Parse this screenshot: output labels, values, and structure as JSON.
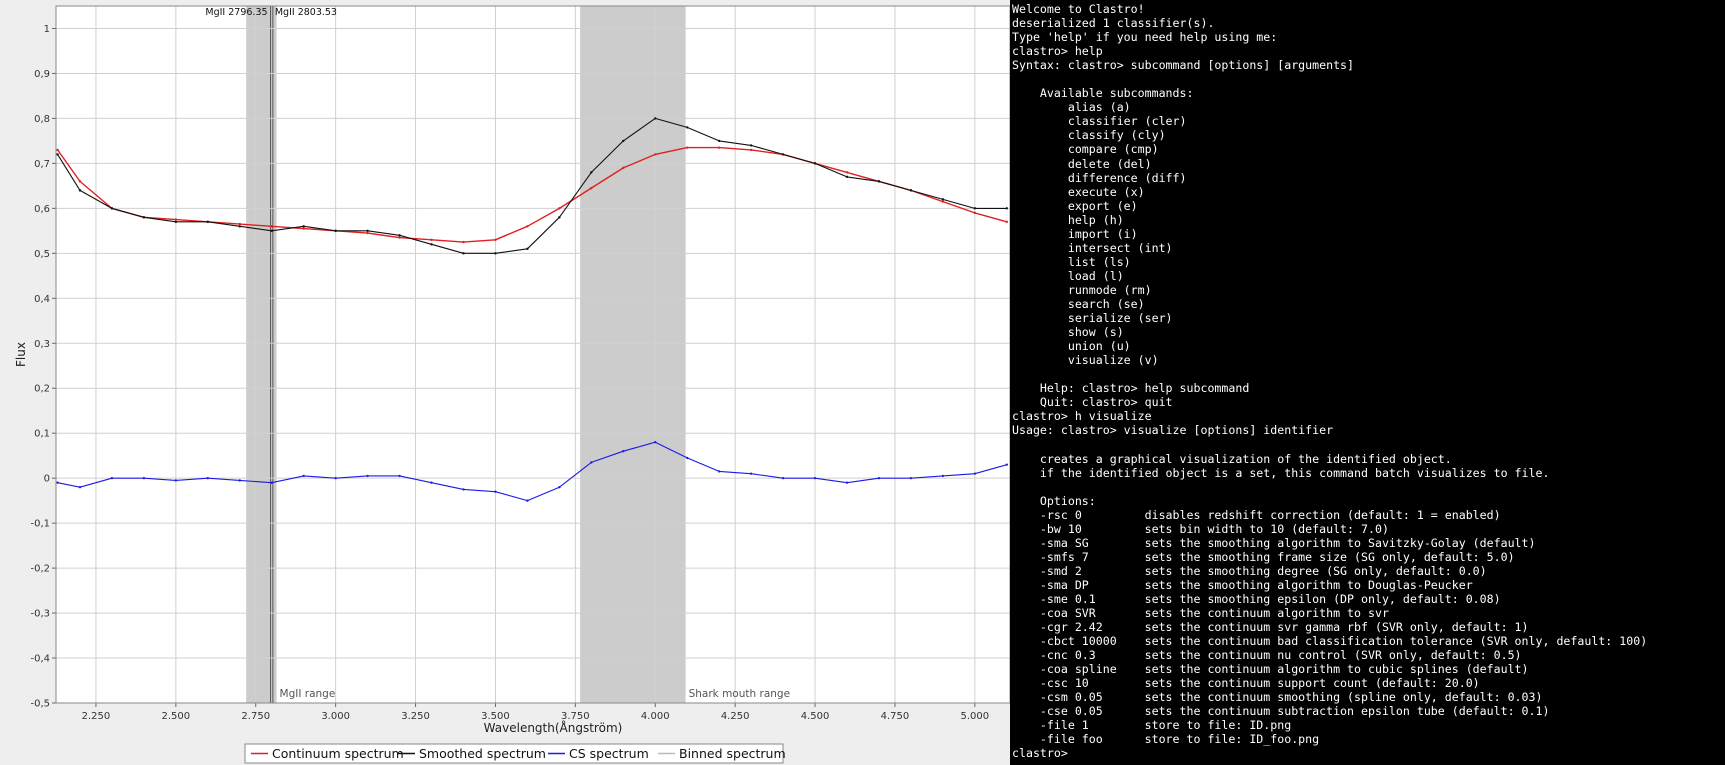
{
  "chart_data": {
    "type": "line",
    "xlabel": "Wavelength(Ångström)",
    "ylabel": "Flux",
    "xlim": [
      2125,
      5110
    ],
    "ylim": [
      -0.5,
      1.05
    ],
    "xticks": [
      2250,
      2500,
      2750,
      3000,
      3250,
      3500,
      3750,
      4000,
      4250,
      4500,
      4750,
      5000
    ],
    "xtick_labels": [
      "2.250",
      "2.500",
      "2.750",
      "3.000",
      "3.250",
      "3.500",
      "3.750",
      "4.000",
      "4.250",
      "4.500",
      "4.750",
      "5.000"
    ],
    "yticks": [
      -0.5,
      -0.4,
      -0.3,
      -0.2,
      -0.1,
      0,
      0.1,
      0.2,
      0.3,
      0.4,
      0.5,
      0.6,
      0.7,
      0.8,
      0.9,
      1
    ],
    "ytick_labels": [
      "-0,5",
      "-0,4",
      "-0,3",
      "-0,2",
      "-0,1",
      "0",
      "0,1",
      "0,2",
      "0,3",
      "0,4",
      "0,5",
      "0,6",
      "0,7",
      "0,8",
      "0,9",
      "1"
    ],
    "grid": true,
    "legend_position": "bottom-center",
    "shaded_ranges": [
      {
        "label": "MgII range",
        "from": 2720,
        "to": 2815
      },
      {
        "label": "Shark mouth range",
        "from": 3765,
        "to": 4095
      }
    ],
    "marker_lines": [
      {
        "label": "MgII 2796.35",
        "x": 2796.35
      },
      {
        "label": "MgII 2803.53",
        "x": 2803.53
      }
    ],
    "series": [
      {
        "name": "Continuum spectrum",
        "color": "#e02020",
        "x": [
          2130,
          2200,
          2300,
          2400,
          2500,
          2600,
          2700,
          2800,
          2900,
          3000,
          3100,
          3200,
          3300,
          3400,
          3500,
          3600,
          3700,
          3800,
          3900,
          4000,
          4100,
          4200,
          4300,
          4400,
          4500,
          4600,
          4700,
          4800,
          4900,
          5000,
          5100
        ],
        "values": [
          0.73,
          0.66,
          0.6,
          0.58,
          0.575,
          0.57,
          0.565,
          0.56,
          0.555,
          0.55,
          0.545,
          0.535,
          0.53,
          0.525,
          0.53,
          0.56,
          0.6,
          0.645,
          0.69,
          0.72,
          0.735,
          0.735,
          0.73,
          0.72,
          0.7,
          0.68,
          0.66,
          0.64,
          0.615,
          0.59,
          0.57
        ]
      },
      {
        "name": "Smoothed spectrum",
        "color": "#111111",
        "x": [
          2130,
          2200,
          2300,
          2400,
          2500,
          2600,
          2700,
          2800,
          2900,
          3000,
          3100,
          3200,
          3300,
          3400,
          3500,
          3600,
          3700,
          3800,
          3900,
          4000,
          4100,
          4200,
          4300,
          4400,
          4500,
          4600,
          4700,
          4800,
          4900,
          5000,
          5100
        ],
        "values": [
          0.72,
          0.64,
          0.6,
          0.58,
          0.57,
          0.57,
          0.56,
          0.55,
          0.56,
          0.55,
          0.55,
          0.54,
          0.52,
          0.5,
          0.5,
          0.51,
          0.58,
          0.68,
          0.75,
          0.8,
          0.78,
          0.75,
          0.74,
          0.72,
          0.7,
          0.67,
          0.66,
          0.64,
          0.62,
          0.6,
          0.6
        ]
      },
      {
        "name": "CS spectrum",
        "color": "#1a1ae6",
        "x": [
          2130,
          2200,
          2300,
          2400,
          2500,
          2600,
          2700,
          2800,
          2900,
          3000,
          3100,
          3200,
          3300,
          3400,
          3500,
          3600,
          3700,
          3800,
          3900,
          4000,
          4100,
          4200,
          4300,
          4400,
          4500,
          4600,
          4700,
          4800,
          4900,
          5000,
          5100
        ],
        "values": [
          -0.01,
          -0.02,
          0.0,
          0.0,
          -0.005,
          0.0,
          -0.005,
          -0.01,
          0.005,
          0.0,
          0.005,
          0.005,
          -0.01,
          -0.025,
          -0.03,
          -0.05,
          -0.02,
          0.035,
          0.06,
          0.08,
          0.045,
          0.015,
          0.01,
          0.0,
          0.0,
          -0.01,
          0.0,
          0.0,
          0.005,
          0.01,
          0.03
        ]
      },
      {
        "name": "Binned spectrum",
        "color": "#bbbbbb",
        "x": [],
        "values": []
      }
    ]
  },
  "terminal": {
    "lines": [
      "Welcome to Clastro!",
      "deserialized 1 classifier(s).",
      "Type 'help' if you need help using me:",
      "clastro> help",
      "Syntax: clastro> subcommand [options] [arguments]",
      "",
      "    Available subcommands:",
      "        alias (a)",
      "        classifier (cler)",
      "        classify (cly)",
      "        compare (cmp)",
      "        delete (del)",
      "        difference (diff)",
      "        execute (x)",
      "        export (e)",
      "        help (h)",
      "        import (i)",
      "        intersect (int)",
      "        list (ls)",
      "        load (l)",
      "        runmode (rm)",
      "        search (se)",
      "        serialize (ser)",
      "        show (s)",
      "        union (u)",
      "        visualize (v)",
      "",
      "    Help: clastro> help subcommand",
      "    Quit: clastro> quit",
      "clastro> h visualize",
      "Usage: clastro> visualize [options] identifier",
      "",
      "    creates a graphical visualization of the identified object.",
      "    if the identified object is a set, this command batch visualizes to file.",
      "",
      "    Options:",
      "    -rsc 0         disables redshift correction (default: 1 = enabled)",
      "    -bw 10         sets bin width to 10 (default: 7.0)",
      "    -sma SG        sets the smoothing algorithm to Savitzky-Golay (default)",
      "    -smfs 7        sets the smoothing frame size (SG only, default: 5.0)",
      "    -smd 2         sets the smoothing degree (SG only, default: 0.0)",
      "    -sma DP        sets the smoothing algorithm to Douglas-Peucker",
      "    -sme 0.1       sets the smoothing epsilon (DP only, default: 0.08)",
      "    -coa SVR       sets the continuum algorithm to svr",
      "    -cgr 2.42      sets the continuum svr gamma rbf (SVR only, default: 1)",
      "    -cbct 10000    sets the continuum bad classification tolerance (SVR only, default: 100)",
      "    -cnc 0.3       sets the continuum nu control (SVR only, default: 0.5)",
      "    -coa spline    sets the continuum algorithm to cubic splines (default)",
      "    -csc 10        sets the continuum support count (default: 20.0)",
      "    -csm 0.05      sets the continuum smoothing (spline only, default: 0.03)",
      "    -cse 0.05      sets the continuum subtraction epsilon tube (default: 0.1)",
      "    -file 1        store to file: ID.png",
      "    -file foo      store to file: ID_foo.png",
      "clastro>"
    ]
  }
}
---*---
WHAT TO DO:
Filter the records, keeping only lines that contain "algorithm", and show those lines.

ANSWER TO THIS EXERCISE:
      "    -sma SG        sets the smoothing algorithm to Savitzky-Golay (default)",
      "    -sma DP        sets the smoothing algorithm to Douglas-Peucker",
      "    -coa SVR       sets the continuum algorithm to svr",
      "    -coa spline    sets the continuum algorithm to cubic splines (default)",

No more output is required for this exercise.